-- Start EXTRACTED MATERIAL --
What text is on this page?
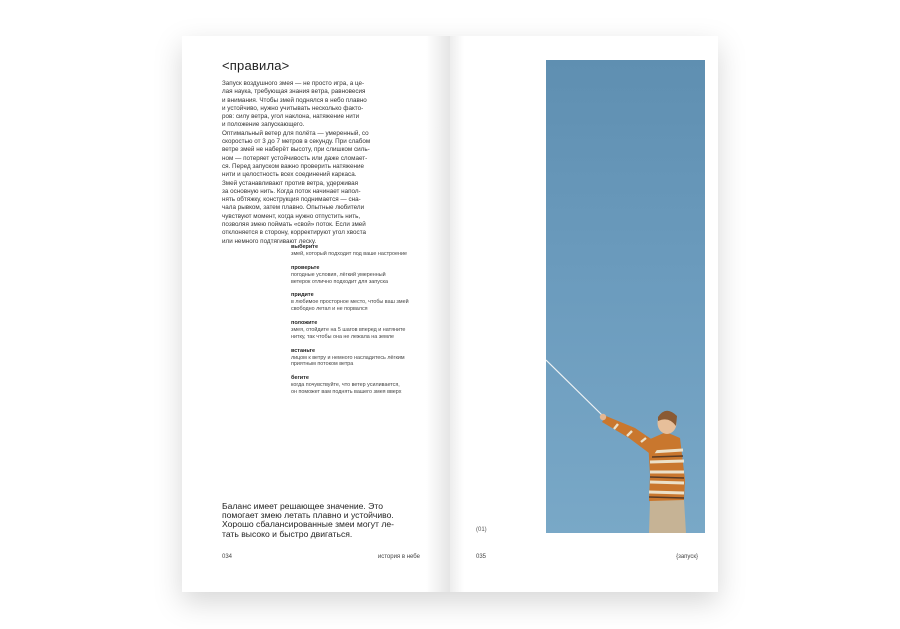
<правила>

Запуск воздушного змея — не просто игра, а це-
лая наука, требующая знания ветра, равновесия
и внимания. Чтобы змей поднялся в небо плавно
и устойчиво, нужно учитывать несколько факто-
ров: силу ветра, угол наклона, натяжение нити
и положение запускающего.
Оптимальный ветер для полёта — умеренный, со
скоростью от 3 до 7 метров в секунду. При слабом
ветре змей не наберёт высоту, при слишком силь-
ном — потеряет устойчивость или даже сломает-
ся. Перед запуском важно проверить натяжение
нити и целостность всех соединений каркаса.
Змей устанавливают против ветра, удерживая
за основную нить. Когда поток начинает напол-
нять обтяжку, конструкция поднимается — сна-
чала рывком, затем плавно. Опытные любители
чувствуют момент, когда нужно отпустить нить,
позволяя змею поймать «свой» поток. Если змей
отклоняется в сторону, корректируют угол хвоста
или немного подтягивают леску.

выберите
змей, который подходит под ваше настроение
проверьте
погодные условия, лёгкий умеренный
ветерок отлично подходит для запуска
придите
в любимое просторное место, чтобы ваш змей
свободно летал и не порвался
положите
змея, отойдите на 5 шагов вперед и натяните
нитку, так чтобы она не лежала на земле
встаньте
лицом к ветру и немного насладитесь лёгким
приятным потоком ветра
бегите
когда почувствуйте, что ветер усиливается,
он поможет вам поднять вашего змея вверх

Баланс имеет решающее значение. Это
помогает змею летать плавно и устойчиво.
Хорошо сбалансированные змеи могут ле-
тать высоко и быстро двигаться.

034	история в небе
(01)
035	{запуск}
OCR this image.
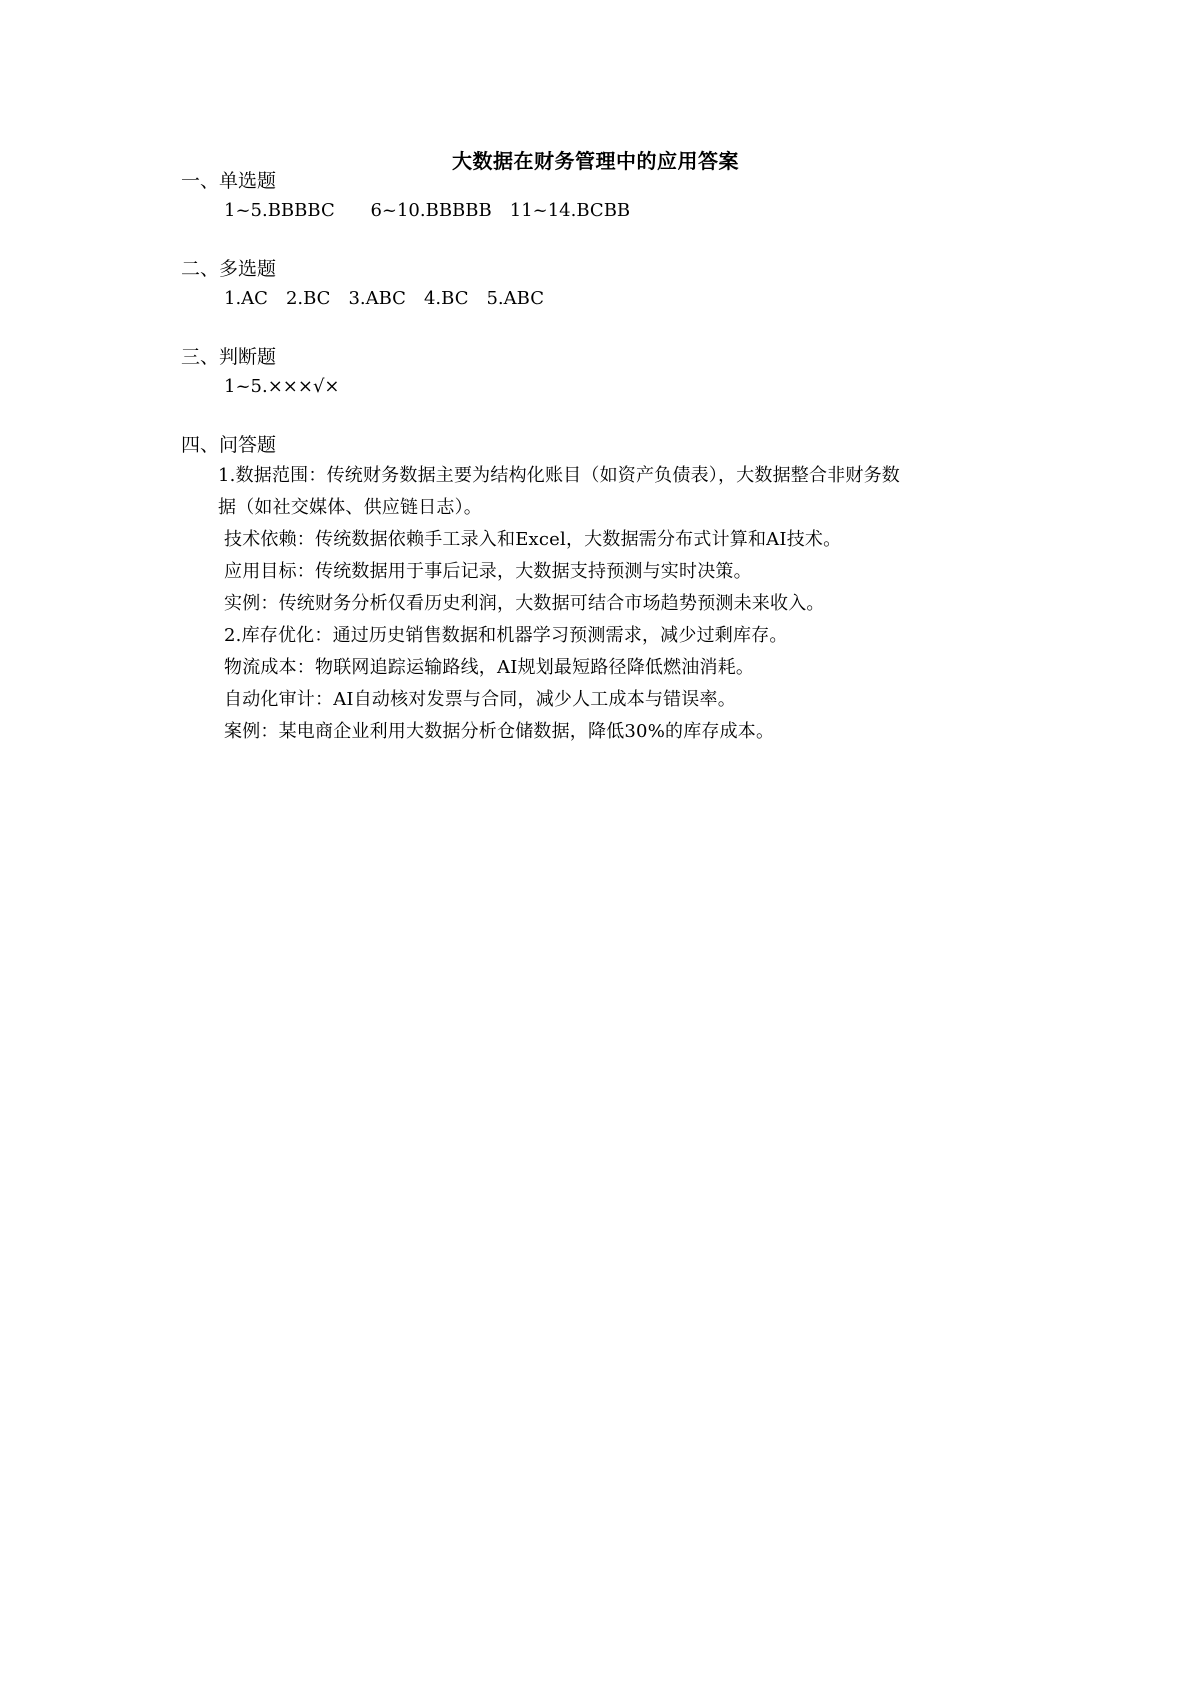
大数据在财务管理中的应用答案
一、单选题
1~5.BBBBC　 6~10.BBBBB　11~14.BCBB
二、多选题
1.AC　2.BC　3.ABC　4.BC　5.ABC
三、判断题
1~5.×××√×
四、问答题
1.数据范围：传统财务数据主要为结构化账目（如资产负债表），大数据整合非财务数
据（如社交媒体、供应链日志）。
技术依赖：传统数据依赖手工录入和Excel，大数据需分布式计算和AI技术。
应用目标：传统数据用于事后记录，大数据支持预测与实时决策。
实例：传统财务分析仅看历史利润，大数据可结合市场趋势预测未来收入。
2.库存优化：通过历史销售数据和机器学习预测需求，减少过剩库存。
物流成本：物联网追踪运输路线，AI规划最短路径降低燃油消耗。
自动化审计：AI自动核对发票与合同，减少人工成本与错误率。
案例：某电商企业利用大数据分析仓储数据，降低30%的库存成本。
-- End EXTRACTED MATERIAL --
-- WHAT YOU ARE ASKED TO DO --
Track down every line with the word "умеренный" and copy it.

-- IN RESPONSE --
Оптимальный ветер для полёта — умеренный, со
погодные условия, лёгкий умеренный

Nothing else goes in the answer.